#### Dataset ####

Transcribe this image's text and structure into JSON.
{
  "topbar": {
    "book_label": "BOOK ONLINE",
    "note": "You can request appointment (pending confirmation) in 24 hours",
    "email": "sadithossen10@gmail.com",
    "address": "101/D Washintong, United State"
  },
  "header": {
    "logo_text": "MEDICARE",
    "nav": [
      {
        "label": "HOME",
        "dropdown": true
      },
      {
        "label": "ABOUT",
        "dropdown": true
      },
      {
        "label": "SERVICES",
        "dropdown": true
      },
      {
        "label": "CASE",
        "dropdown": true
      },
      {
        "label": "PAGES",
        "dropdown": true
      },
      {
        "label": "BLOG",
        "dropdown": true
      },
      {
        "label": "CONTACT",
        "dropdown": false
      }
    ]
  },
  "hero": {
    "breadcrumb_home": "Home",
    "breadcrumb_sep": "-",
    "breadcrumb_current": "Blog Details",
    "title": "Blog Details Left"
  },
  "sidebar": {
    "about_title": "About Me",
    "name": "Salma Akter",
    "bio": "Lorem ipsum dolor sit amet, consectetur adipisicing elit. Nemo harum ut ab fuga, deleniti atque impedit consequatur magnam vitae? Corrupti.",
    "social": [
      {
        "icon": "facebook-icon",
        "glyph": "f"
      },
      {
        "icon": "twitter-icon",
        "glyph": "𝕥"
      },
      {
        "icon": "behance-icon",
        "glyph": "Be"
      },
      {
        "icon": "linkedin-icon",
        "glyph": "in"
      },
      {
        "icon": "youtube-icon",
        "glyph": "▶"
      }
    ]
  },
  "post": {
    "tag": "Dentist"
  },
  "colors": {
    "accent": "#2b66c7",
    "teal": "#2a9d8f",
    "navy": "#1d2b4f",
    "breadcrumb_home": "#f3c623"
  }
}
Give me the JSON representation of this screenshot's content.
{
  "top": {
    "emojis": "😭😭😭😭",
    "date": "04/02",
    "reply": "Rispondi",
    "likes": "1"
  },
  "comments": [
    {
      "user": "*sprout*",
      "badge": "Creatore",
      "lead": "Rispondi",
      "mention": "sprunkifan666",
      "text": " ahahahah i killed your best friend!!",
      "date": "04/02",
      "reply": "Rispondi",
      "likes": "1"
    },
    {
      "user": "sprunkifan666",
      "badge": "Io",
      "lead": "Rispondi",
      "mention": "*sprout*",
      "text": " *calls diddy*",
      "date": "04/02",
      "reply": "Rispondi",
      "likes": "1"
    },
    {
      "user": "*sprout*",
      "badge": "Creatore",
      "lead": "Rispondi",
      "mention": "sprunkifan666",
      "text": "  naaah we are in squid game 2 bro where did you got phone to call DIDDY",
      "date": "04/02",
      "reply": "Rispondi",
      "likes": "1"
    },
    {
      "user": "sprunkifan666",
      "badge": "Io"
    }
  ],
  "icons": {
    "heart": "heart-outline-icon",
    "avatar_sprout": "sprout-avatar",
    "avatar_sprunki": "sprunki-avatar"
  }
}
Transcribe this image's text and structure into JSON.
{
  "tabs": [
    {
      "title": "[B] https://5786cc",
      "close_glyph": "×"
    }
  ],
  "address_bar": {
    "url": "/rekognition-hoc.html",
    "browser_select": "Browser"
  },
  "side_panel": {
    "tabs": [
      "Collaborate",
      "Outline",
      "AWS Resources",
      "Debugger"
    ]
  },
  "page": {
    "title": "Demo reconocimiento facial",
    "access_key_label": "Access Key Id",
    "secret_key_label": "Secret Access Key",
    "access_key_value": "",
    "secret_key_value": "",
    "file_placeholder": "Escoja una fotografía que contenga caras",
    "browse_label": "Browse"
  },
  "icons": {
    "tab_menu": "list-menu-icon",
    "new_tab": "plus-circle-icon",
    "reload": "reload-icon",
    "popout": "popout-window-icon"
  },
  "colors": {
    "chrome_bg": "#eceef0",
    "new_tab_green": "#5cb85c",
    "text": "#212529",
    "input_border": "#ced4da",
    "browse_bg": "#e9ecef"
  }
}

####

Select every line in the records above that contains the word "avatar".

▸ Finished task:
    "avatar_sprout": "sprout-avatar",
    "avatar_sprunki": "sprunki-avatar"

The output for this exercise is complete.